**Required work:**
Report the count of lines holding "Biological" in the records, with no other words.
[BEGIN Information shown]
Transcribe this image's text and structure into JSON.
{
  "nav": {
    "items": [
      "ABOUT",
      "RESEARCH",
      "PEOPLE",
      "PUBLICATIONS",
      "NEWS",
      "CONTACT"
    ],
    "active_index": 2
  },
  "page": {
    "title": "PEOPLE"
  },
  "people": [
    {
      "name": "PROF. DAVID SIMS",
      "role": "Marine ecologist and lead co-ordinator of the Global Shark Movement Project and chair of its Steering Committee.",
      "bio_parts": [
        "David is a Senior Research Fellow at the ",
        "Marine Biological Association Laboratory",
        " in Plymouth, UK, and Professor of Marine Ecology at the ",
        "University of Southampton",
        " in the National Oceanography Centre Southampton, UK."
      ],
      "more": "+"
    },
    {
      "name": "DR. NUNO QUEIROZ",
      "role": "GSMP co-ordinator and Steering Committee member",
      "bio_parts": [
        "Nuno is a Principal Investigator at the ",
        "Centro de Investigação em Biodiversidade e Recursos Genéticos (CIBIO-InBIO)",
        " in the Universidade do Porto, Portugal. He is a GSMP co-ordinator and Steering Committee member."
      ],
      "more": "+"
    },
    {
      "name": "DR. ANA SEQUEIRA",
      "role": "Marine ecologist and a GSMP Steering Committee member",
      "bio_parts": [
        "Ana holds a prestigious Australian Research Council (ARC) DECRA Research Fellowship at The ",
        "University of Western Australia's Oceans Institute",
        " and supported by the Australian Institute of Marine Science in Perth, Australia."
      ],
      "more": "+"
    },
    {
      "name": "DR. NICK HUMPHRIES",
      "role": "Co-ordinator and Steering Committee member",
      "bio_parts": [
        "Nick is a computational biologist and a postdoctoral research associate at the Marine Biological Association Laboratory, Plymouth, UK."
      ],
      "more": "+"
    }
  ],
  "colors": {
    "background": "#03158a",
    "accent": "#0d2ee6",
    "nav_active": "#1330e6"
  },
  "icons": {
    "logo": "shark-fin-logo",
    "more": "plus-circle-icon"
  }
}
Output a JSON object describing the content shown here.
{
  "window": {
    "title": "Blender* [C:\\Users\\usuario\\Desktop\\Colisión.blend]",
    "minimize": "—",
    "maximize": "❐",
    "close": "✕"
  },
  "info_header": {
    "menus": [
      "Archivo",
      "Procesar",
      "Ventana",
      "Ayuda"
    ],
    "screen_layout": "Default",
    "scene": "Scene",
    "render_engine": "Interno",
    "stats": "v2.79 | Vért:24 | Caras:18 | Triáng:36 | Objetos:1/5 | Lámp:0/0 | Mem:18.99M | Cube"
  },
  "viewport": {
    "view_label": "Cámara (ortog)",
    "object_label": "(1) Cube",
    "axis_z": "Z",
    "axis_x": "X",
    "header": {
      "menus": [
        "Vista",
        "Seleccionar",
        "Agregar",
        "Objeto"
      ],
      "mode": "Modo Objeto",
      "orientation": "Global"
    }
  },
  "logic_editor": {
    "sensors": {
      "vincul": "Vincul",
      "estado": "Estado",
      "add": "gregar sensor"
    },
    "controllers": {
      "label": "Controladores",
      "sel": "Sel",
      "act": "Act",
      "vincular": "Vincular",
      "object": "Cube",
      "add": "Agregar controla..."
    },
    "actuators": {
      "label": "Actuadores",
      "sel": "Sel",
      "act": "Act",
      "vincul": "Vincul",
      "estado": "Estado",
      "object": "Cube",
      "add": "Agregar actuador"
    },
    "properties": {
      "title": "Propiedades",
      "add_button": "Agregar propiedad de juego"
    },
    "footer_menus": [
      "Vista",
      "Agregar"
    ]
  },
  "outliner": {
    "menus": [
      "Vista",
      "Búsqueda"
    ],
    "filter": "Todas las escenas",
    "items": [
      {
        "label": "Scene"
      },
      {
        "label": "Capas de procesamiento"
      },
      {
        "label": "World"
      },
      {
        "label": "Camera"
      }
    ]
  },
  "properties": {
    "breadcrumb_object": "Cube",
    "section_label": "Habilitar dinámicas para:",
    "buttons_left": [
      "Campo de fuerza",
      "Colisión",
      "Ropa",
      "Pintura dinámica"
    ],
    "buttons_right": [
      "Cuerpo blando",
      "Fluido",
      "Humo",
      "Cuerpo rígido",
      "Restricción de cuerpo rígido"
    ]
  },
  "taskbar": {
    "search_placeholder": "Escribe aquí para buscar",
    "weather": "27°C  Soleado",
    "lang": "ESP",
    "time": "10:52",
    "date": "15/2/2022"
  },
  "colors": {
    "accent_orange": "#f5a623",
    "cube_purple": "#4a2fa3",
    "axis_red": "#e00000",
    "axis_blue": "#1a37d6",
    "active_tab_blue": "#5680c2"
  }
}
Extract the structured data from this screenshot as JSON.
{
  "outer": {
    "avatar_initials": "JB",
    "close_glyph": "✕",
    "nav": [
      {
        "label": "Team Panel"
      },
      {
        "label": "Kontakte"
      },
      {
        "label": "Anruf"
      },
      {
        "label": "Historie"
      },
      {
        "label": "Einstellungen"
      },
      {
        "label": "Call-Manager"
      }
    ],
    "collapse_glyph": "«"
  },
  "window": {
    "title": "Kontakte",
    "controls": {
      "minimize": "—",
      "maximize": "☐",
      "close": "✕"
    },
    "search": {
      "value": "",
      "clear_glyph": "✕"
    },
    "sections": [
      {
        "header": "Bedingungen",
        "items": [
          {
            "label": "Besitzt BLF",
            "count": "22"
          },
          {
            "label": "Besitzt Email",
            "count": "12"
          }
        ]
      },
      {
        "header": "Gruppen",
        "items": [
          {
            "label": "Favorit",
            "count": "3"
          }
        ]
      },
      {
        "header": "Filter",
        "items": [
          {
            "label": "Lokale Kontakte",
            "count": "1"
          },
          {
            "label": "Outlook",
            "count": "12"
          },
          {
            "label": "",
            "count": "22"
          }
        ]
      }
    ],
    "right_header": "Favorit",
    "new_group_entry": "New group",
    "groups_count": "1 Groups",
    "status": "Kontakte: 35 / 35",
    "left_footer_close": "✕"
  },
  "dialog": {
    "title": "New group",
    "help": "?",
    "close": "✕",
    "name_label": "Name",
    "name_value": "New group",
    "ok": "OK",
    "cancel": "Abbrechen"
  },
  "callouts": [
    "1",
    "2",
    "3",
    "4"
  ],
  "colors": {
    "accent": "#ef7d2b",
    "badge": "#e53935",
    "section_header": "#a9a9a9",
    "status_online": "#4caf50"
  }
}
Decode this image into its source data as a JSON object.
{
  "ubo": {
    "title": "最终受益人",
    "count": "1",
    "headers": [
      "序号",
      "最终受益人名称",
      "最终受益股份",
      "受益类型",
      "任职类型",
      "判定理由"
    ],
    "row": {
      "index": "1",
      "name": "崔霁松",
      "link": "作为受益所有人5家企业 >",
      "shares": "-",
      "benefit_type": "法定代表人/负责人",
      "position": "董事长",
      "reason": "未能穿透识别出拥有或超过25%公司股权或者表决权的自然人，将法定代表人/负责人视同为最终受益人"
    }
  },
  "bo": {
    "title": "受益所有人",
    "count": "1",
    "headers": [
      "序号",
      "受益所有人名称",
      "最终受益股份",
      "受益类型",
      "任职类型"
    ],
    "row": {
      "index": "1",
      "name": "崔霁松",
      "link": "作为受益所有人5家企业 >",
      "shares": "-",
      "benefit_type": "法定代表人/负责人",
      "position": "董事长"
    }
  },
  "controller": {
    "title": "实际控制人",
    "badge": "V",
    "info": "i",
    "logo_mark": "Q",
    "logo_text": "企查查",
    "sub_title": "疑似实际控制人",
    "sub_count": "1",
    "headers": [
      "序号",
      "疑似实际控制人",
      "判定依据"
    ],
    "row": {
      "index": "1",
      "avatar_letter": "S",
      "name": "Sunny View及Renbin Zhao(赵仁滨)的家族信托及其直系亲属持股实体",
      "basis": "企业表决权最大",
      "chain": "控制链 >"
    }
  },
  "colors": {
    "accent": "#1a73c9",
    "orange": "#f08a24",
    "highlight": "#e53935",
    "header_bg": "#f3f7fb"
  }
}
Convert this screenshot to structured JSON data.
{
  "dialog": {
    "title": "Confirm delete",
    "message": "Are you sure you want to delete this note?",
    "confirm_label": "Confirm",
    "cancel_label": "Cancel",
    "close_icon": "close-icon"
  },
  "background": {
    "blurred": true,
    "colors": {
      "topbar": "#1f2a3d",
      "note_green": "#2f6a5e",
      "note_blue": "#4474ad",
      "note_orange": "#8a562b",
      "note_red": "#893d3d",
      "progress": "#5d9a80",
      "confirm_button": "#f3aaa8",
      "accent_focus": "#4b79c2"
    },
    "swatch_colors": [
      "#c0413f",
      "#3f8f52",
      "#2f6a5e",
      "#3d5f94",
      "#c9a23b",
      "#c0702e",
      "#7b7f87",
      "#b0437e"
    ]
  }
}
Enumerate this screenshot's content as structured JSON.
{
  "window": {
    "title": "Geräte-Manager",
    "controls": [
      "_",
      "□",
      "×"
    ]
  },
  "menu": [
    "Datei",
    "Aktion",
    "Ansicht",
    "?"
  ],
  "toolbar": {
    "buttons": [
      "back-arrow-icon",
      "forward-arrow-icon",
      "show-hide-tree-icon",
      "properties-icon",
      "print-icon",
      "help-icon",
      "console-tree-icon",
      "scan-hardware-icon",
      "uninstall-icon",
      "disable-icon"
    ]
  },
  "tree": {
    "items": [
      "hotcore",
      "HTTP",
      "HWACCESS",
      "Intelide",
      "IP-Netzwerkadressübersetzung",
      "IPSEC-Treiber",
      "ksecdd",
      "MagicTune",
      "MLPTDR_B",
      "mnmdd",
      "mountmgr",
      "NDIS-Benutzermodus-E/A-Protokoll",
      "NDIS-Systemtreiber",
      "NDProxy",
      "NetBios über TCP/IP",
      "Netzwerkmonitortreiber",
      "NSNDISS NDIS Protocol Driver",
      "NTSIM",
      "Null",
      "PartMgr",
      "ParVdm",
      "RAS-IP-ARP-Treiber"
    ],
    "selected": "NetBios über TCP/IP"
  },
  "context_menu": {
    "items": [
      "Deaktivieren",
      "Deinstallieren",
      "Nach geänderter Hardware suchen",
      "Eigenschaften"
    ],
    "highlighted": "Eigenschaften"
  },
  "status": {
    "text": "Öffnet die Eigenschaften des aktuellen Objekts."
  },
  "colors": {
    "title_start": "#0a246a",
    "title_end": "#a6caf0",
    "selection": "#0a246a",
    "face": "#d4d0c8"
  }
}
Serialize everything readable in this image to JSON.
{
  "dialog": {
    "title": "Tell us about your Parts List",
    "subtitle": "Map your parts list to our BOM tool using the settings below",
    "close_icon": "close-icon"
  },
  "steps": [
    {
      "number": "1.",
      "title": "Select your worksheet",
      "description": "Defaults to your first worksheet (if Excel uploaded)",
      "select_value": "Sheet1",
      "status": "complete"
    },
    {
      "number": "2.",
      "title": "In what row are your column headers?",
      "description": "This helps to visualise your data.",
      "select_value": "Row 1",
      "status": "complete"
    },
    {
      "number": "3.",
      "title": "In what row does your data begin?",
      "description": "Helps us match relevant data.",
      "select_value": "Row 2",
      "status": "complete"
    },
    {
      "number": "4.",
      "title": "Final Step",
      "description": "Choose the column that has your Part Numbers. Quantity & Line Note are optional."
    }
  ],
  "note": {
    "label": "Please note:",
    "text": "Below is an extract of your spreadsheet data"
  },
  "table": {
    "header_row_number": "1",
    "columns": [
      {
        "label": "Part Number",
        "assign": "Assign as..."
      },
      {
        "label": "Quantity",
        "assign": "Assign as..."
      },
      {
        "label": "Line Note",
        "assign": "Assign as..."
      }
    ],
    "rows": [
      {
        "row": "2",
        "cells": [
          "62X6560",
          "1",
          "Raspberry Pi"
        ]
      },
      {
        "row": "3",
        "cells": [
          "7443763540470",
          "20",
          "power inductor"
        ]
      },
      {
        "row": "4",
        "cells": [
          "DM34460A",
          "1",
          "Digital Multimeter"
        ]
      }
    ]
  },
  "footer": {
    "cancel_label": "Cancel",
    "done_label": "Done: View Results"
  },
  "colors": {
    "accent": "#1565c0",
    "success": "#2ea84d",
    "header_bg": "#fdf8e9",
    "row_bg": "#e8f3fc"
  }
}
[END Information shown]
**Solution to this problem:**
2